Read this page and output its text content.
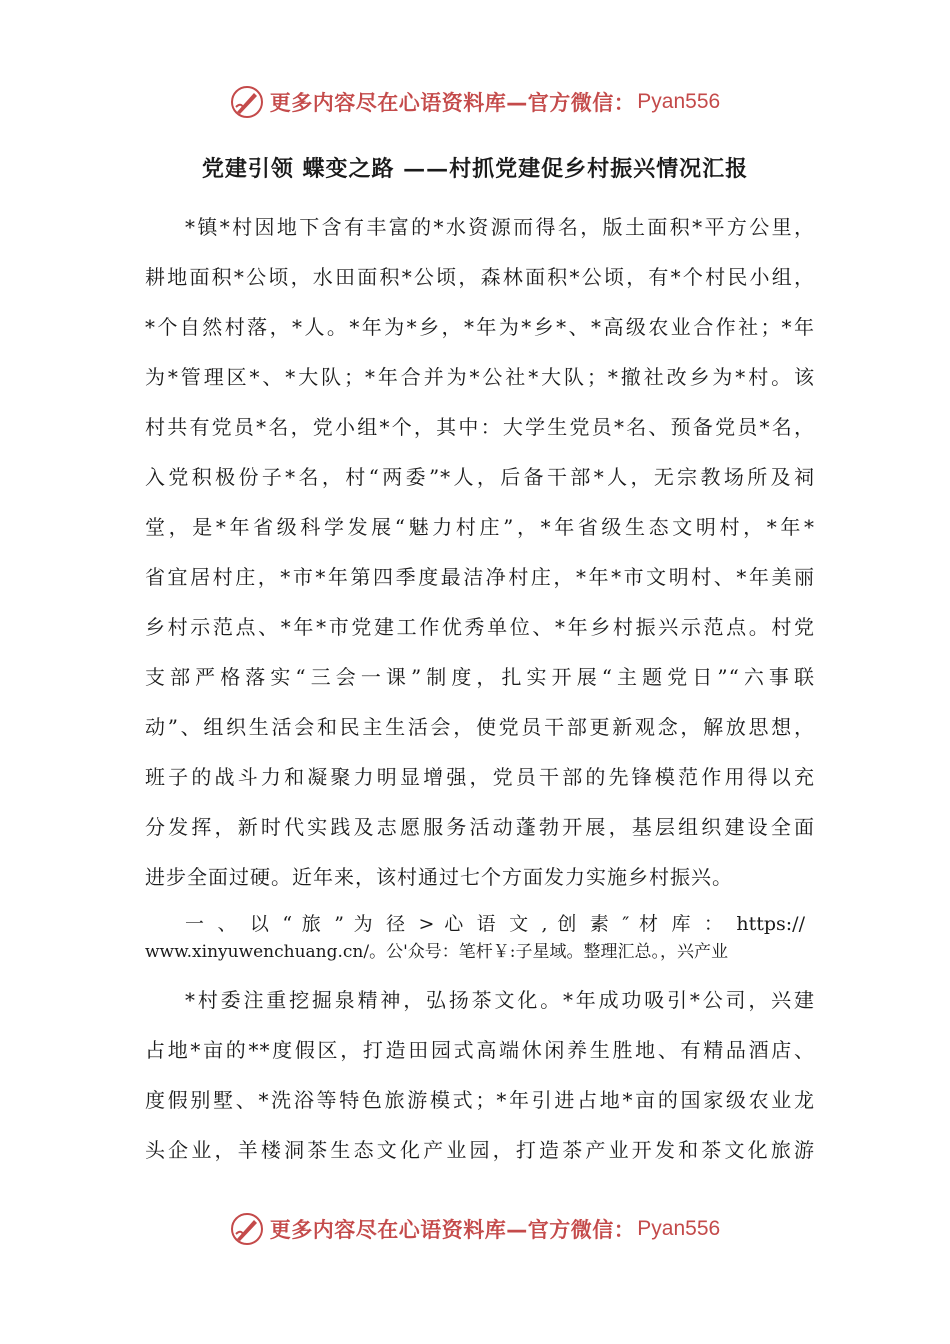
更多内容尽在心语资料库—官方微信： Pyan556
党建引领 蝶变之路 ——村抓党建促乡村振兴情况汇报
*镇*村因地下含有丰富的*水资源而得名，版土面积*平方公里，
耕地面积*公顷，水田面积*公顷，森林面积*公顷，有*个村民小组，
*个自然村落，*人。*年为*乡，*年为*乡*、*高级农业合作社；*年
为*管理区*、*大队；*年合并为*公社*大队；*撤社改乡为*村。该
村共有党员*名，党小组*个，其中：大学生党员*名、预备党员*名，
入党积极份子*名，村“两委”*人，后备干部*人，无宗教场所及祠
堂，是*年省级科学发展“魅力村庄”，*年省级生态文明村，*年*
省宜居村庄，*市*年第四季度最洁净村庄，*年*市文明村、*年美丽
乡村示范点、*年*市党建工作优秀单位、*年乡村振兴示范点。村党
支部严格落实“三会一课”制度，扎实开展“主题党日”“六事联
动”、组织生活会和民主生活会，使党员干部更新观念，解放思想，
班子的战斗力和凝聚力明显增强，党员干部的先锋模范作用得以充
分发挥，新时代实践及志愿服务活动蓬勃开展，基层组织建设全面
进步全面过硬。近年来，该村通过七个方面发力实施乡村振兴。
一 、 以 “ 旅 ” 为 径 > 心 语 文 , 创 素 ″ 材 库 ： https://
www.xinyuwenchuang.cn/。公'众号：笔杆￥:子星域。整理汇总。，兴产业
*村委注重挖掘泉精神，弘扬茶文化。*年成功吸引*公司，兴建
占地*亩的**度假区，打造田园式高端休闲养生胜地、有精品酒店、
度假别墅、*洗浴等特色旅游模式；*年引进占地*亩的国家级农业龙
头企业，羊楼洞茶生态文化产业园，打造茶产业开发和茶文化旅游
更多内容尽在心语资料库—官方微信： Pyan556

---+---

#### Requirement:
Reproduce all entries without any change, and omit the pictures.

#### Exercise solution:
Read this page and output its text content.
更多内容尽在心语资料库—官方微信： Pyan556
党建引领 蝶变之路 ——村抓党建促乡村振兴情况汇报
*镇*村因地下含有丰富的*水资源而得名，版土面积*平方公里，
耕地面积*公顷，水田面积*公顷，森林面积*公顷，有*个村民小组，
*个自然村落，*人。*年为*乡，*年为*乡*、*高级农业合作社；*年
为*管理区*、*大队；*年合并为*公社*大队；*撤社改乡为*村。该
村共有党员*名，党小组*个，其中：大学生党员*名、预备党员*名，
入党积极份子*名，村“两委”*人，后备干部*人，无宗教场所及祠
堂，是*年省级科学发展“魅力村庄”，*年省级生态文明村，*年*
省宜居村庄，*市*年第四季度最洁净村庄，*年*市文明村、*年美丽
乡村示范点、*年*市党建工作优秀单位、*年乡村振兴示范点。村党
支部严格落实“三会一课”制度，扎实开展“主题党日”“六事联
动”、组织生活会和民主生活会，使党员干部更新观念，解放思想，
班子的战斗力和凝聚力明显增强，党员干部的先锋模范作用得以充
分发挥，新时代实践及志愿服务活动蓬勃开展，基层组织建设全面
进步全面过硬。近年来，该村通过七个方面发力实施乡村振兴。
一 、 以 “ 旅 ” 为 径 > 心 语 文 , 创 素 ″ 材 库 ： https://
www.xinyuwenchuang.cn/。公'众号：笔杆￥:子星域。整理汇总。，兴产业
*村委注重挖掘泉精神，弘扬茶文化。*年成功吸引*公司，兴建
占地*亩的**度假区，打造田园式高端休闲养生胜地、有精品酒店、
度假别墅、*洗浴等特色旅游模式；*年引进占地*亩的国家级农业龙
头企业，羊楼洞茶生态文化产业园，打造茶产业开发和茶文化旅游
更多内容尽在心语资料库—官方微信： Pyan556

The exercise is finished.